* START MATERIALS PROVIDED *

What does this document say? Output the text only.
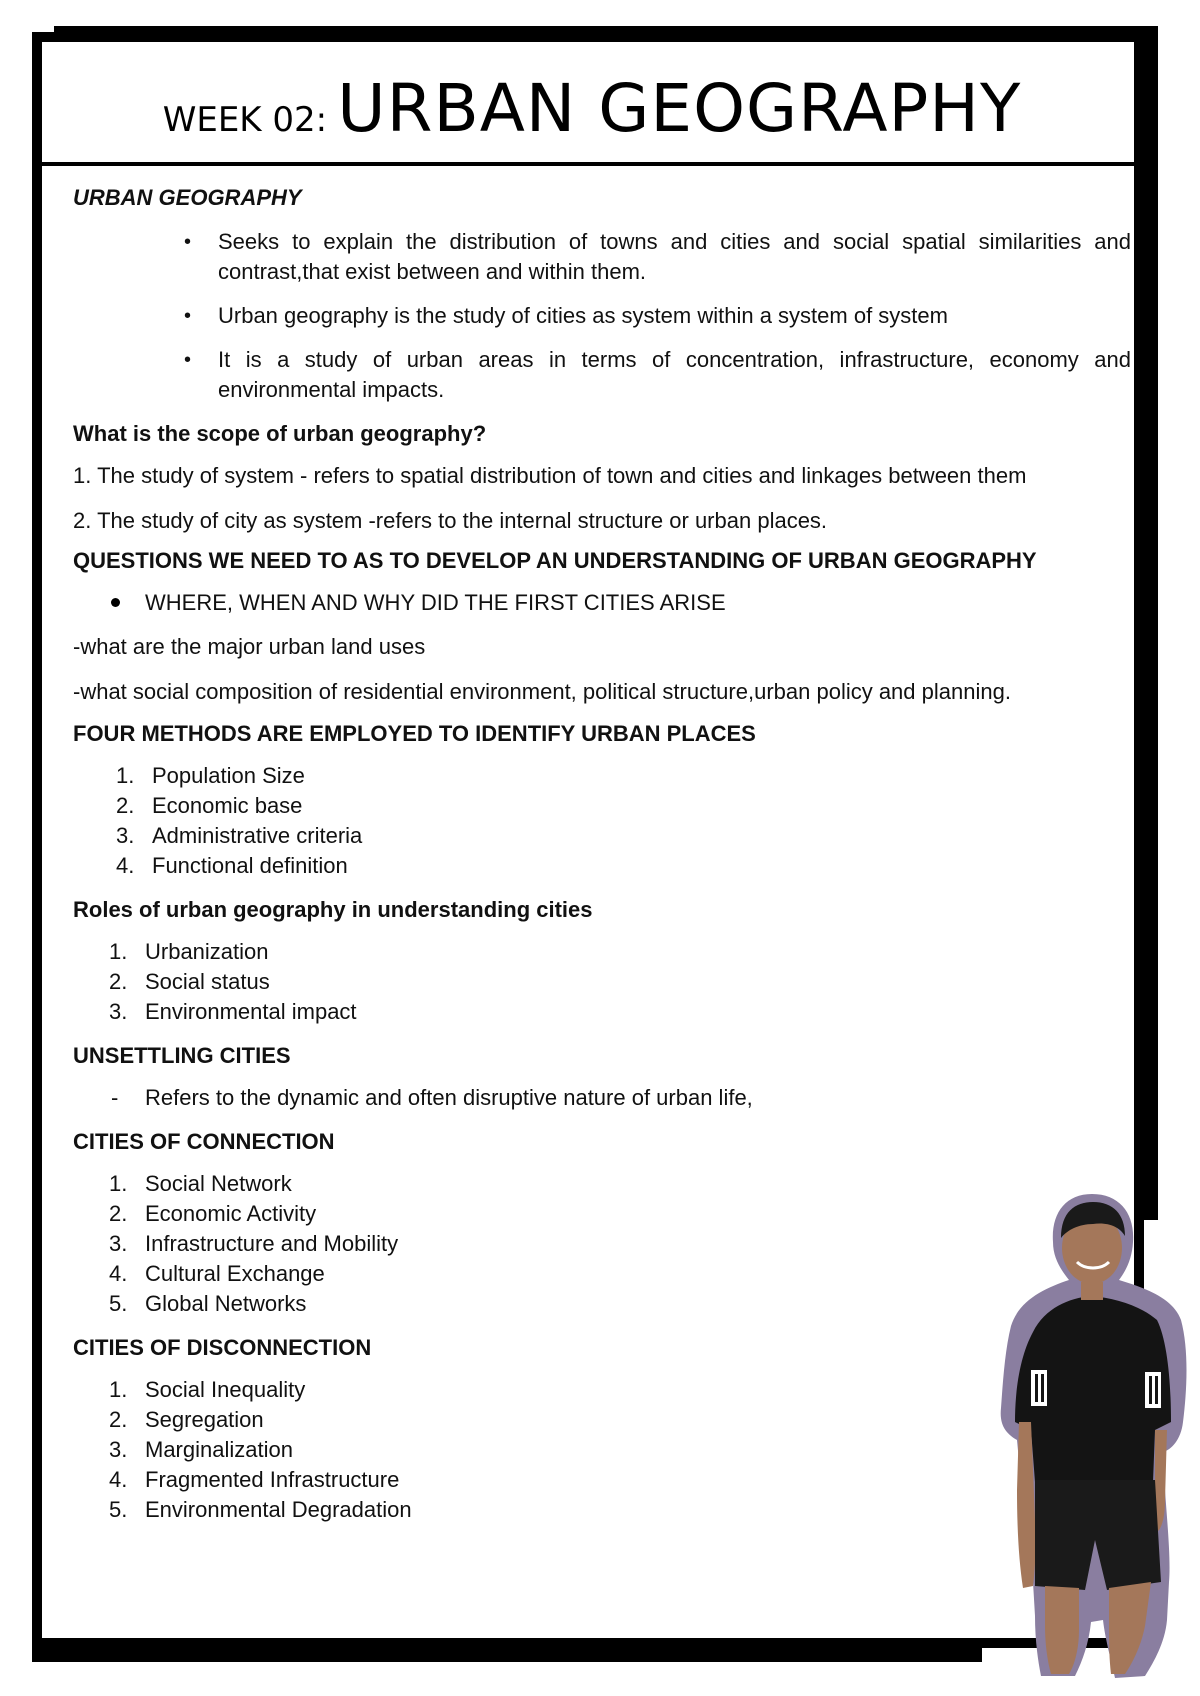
WEEK 02: URBAN GEOGRAPHY

URBAN GEOGRAPHY

• Seeks to explain the distribution of towns and cities and social spatial similarities and contrast,that exist between and within them.
• Urban geography is the study of cities as system within a system of system
• It is a study of urban areas in terms of concentration, infrastructure, economy and environmental impacts.

What is the scope of urban geography?

1. The study of system - refers to spatial distribution of town and cities and linkages between them

2. The study of city as system -refers to the internal structure or urban places.

QUESTIONS WE NEED TO AS TO DEVELOP AN UNDERSTANDING OF URBAN GEOGRAPHY

WHERE, WHEN AND WHY DID THE FIRST CITIES ARISE

-what are the major urban land uses

-what social composition of residential environment, political structure,urban policy and planning.

FOUR METHODS ARE EMPLOYED TO IDENTIFY URBAN PLACES

1. Population Size
2. Economic base
3. Administrative criteria
4. Functional definition

Roles of urban geography in understanding cities

1. Urbanization
2. Social status
3. Environmental impact

UNSETTLING CITIES

- Refers to the dynamic and often disruptive nature of urban life,

CITIES OF CONNECTION

1. Social Network
2. Economic Activity
3. Infrastructure and Mobility
4. Cultural Exchange
5. Global Networks

CITIES OF DISCONNECTION

1. Social Inequality
2. Segregation
3. Marginalization
4. Fragmented Infrastructure
5. Environmental Degradation
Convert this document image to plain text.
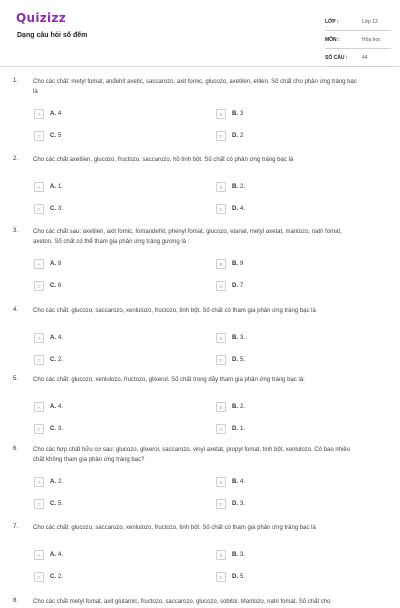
Quizizz
Dạng câu hỏi số đếm
LỚP :	Lớp 12
MÔN :	Hóa học
SỐ CÂU :	44
1. Cho các chất: metyl fomat, anđehit axetic, saccarozo, axit fomic, glucozo, axetilen, etilen. Số chất cho phản ứng tráng bạc là
A	A. 4	B	B. 3
C	C. 5	D	D. 2
2. Cho các chất axetilen, glucozo, fructozo, saccarozo, hồ tinh bột. Số chất có phản ứng tráng bạc là
A	A. 1.	B	B. 2.
C	C. 3.	D	D. 4.
3. Cho các chất sau: axetilen, axit fomic, fomandehit, phenyl fomat, glucozo, etanal, metyl axetat, mantozo, natri fomat, axeton. Số chất có thể tham gia phản ứng tráng gương là :
A	A. 8	B	B. 9
C	C. 6	D	D. 7
4. Cho các chất: glucozo, saccarozo, xenlulozo, fructozo, tinh bột. Số chất có tham gia phản ứng tráng bạc là
A	A. 4.	B	B. 3.
C	C. 2.	D	D. 5.
5. Cho các chất: glucozo, xenlulozo, fructozo, glixerol. Số chất trong dãy tham gia phản ứng tráng bạc là:
A	A. 4.	B	B. 2.
C	C. 3.	D	D. 1.
6. Cho các hợp chất hữu cơ sau: glucozo, glixerol, saccarozo, vinyl axetat, propyl fomat, tinh bột, xenlulozo. Có bao nhiêu chất không tham gia phản ứng tráng bạc?
A	A. 2.	B	B. 4.
C	C. 5.	D	D. 3.
7. Cho các chất: glucozo, saccarozo, xenlulozo, fructozo, tinh bột. Số chất có tham gia phản ứng tráng bạc là
A	A. 4.	B	B. 3.
C	C. 2.	D	D. 5.
8. Cho các chất metyl fomat, axit glutamic, fructozo, saccarozo, glucozo, sobitol. Mantozo, natri fomat. Số chất cho
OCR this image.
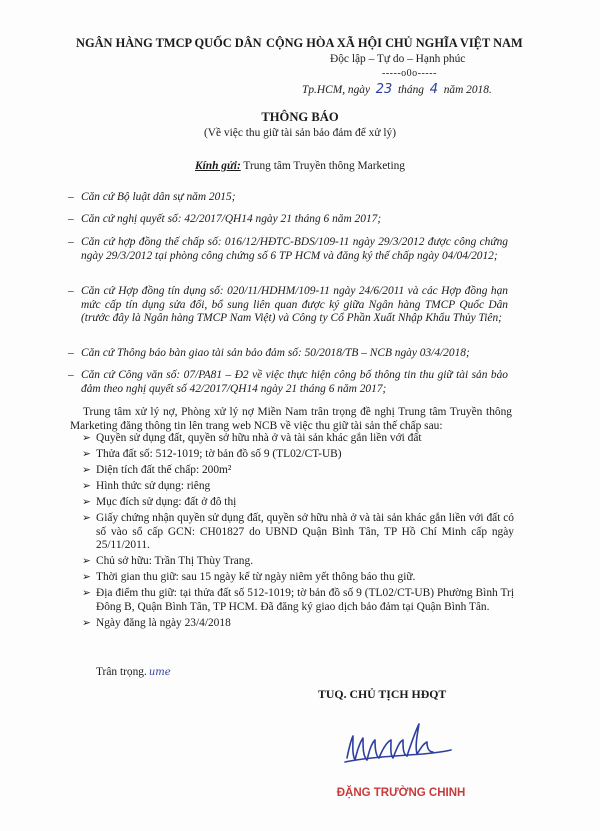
NGÂN HÀNG TMCP QUỐC DÂN CỘNG HÒA XÃ HỘI CHỦ NGHĨA VIỆT NAM
Độc lập – Tự do – Hạnh phúc
-----o0o-----
Tp.HCM, ngày 23 tháng 4 năm 2018.
THÔNG BÁO
(Về việc thu giữ tài sản bảo đảm để xử lý)
Kính gửi: Trung tâm Truyền thông Marketing
– Căn cứ Bộ luật dân sự năm 2015;
– Căn cứ nghị quyết số: 42/2017/QH14 ngày 21 tháng 6 năm 2017;
– Căn cứ hợp đồng thế chấp số: 016/12/HĐTC-BDS/109-11 ngày 29/3/2012 được công chứng ngày 29/3/2012 tại phòng công chứng số 6 TP HCM và đăng ký thế chấp ngày 04/04/2012;
– Căn cứ Hợp đồng tín dụng số: 020/11/HDHM/109-11 ngày 24/6/2011 và các Hợp đồng hạn mức cấp tín dụng sửa đổi, bổ sung liên quan được ký giữa Ngân hàng TMCP Quốc Dân (trước đây là Ngân hàng TMCP Nam Việt) và Công ty Cổ Phần Xuất Nhập Khẩu Thủy Tiên;
– Căn cứ Thông báo bàn giao tài sản bảo đảm số: 50/2018/TB – NCB ngày 03/4/2018;
– Căn cứ Công văn số: 07/PA81 – Đ2 về việc thực hiện công bố thông tin thu giữ tài sản bảo đảm theo nghị quyết số 42/2017/QH14 ngày 21 tháng 6 năm 2017;
Trung tâm xử lý nợ, Phòng xử lý nợ Miền Nam trân trọng đề nghị Trung tâm Truyền thông Marketing đăng thông tin lên trang web NCB về việc thu giữ tài sản thế chấp sau:
➢ Quyền sử dụng đất, quyền sở hữu nhà ở và tài sản khác gắn liền với đất
➢ Thửa đất số: 512-1019; tờ bản đồ số 9 (TL02/CT-UB)
➢ Diện tích đất thế chấp: 200m²
➢ Hình thức sử dụng: riêng
➢ Mục đích sử dụng: đất ở đô thị
➢ Giấy chứng nhận quyền sử dụng đất, quyền sở hữu nhà ở và tài sản khác gắn liền với đất có số vào sổ cấp GCN: CH01827 do UBND Quận Bình Tân, TP Hồ Chí Minh cấp ngày 25/11/2011.
➢ Chủ sở hữu: Trần Thị Thùy Trang.
➢ Thời gian thu giữ: sau 15 ngày kể từ ngày niêm yết thông báo thu giữ.
➢ Địa điểm thu giữ: tại thửa đất số 512-1019; tờ bản đồ số 9 (TL02/CT-UB) Phường Bình Trị Đông B, Quận Bình Tân, TP HCM. Đã đăng ký giao dịch bảo đảm tại Quận Bình Tân.
➢ Ngày đăng là ngày 23/4/2018
Trân trọng. ume
TUQ. CHỦ TỊCH HĐQT
ĐẶNG TRƯỜNG CHINH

* END MATERIALS PROVIDED *

- **EXERCISE REQUIREMENTS**
Restate the whole listing above exactly, except for its images.

- **EXERCISE ANSWER**
What does this document say? Output the text only.
WEEK 02: URBAN GEOGRAPHY

URBAN GEOGRAPHY

• Seeks to explain the distribution of towns and cities and social spatial similarities and contrast,that exist between and within them.
• Urban geography is the study of cities as system within a system of system
• It is a study of urban areas in terms of concentration, infrastructure, economy and environmental impacts.

What is the scope of urban geography?

1. The study of system - refers to spatial distribution of town and cities and linkages between them

2. The study of city as system -refers to the internal structure or urban places.

QUESTIONS WE NEED TO AS TO DEVELOP AN UNDERSTANDING OF URBAN GEOGRAPHY

WHERE, WHEN AND WHY DID THE FIRST CITIES ARISE

-what are the major urban land uses

-what social composition of residential environment, political structure,urban policy and planning.

FOUR METHODS ARE EMPLOYED TO IDENTIFY URBAN PLACES

1. Population Size
2. Economic base
3. Administrative criteria
4. Functional definition

Roles of urban geography in understanding cities

1. Urbanization
2. Social status
3. Environmental impact

UNSETTLING CITIES

- Refers to the dynamic and often disruptive nature of urban life,

CITIES OF CONNECTION

1. Social Network
2. Economic Activity
3. Infrastructure and Mobility
4. Cultural Exchange
5. Global Networks

CITIES OF DISCONNECTION

1. Social Inequality
2. Segregation
3. Marginalization
4. Fragmented Infrastructure
5. Environmental Degradation
Convert this document image to plain text.
Quizizz
Dạng câu hỏi số đếm
LỚP :	Lớp 12
MÔN :	Hóa học
SỐ CÂU :	44
1. Cho các chất: metyl fomat, anđehit axetic, saccarozo, axit fomic, glucozo, axetilen, etilen. Số chất cho phản ứng tráng bạc là
A	A. 4	B	B. 3
C	C. 5	D	D. 2
2. Cho các chất axetilen, glucozo, fructozo, saccarozo, hồ tinh bột. Số chất có phản ứng tráng bạc là
A	A. 1.	B	B. 2.
C	C. 3.	D	D. 4.
3. Cho các chất sau: axetilen, axit fomic, fomandehit, phenyl fomat, glucozo, etanal, metyl axetat, mantozo, natri fomat, axeton. Số chất có thể tham gia phản ứng tráng gương là :
A	A. 8	B	B. 9
C	C. 6	D	D. 7
4. Cho các chất: glucozo, saccarozo, xenlulozo, fructozo, tinh bột. Số chất có tham gia phản ứng tráng bạc là
A	A. 4.	B	B. 3.
C	C. 2.	D	D. 5.
5. Cho các chất: glucozo, xenlulozo, fructozo, glixerol. Số chất trong dãy tham gia phản ứng tráng bạc là:
A	A. 4.	B	B. 2.
C	C. 3.	D	D. 1.
6. Cho các hợp chất hữu cơ sau: glucozo, glixerol, saccarozo, vinyl axetat, propyl fomat, tinh bột, xenlulozo. Có bao nhiêu chất không tham gia phản ứng tráng bạc?
A	A. 2.	B	B. 4.
C	C. 5.	D	D. 3.
7. Cho các chất: glucozo, saccarozo, xenlulozo, fructozo, tinh bột. Số chất có tham gia phản ứng tráng bạc là
A	A. 4.	B	B. 3.
C	C. 2.	D	D. 5.
8. Cho các chất metyl fomat, axit glutamic, fructozo, saccarozo, glucozo, sobitol. Mantozo, natri fomat. Số chất cho
OCR this image.
NGÂN HÀNG TMCP QUỐC DÂN CỘNG HÒA XÃ HỘI CHỦ NGHĨA VIỆT NAM
Độc lập – Tự do – Hạnh phúc
-----o0o-----
Tp.HCM, ngày 23 tháng 4 năm 2018.
THÔNG BÁO
(Về việc thu giữ tài sản bảo đảm để xử lý)
Kính gửi: Trung tâm Truyền thông Marketing
– Căn cứ Bộ luật dân sự năm 2015;
– Căn cứ nghị quyết số: 42/2017/QH14 ngày 21 tháng 6 năm 2017;
– Căn cứ hợp đồng thế chấp số: 016/12/HĐTC-BDS/109-11 ngày 29/3/2012 được công chứng ngày 29/3/2012 tại phòng công chứng số 6 TP HCM và đăng ký thế chấp ngày 04/04/2012;
– Căn cứ Hợp đồng tín dụng số: 020/11/HDHM/109-11 ngày 24/6/2011 và các Hợp đồng hạn mức cấp tín dụng sửa đổi, bổ sung liên quan được ký giữa Ngân hàng TMCP Quốc Dân (trước đây là Ngân hàng TMCP Nam Việt) và Công ty Cổ Phần Xuất Nhập Khẩu Thủy Tiên;
– Căn cứ Thông báo bàn giao tài sản bảo đảm số: 50/2018/TB – NCB ngày 03/4/2018;
– Căn cứ Công văn số: 07/PA81 – Đ2 về việc thực hiện công bố thông tin thu giữ tài sản bảo đảm theo nghị quyết số 42/2017/QH14 ngày 21 tháng 6 năm 2017;
Trung tâm xử lý nợ, Phòng xử lý nợ Miền Nam trân trọng đề nghị Trung tâm Truyền thông Marketing đăng thông tin lên trang web NCB về việc thu giữ tài sản thế chấp sau:
➢ Quyền sử dụng đất, quyền sở hữu nhà ở và tài sản khác gắn liền với đất
➢ Thửa đất số: 512-1019; tờ bản đồ số 9 (TL02/CT-UB)
➢ Diện tích đất thế chấp: 200m²
➢ Hình thức sử dụng: riêng
➢ Mục đích sử dụng: đất ở đô thị
➢ Giấy chứng nhận quyền sử dụng đất, quyền sở hữu nhà ở và tài sản khác gắn liền với đất có số vào sổ cấp GCN: CH01827 do UBND Quận Bình Tân, TP Hồ Chí Minh cấp ngày 25/11/2011.
➢ Chủ sở hữu: Trần Thị Thùy Trang.
➢ Thời gian thu giữ: sau 15 ngày kể từ ngày niêm yết thông báo thu giữ.
➢ Địa điểm thu giữ: tại thửa đất số 512-1019; tờ bản đồ số 9 (TL02/CT-UB) Phường Bình Trị Đông B, Quận Bình Tân, TP HCM. Đã đăng ký giao dịch bảo đảm tại Quận Bình Tân.
➢ Ngày đăng là ngày 23/4/2018
Trân trọng. ume
TUQ. CHỦ TỊCH HĐQT
ĐẶNG TRƯỜNG CHINH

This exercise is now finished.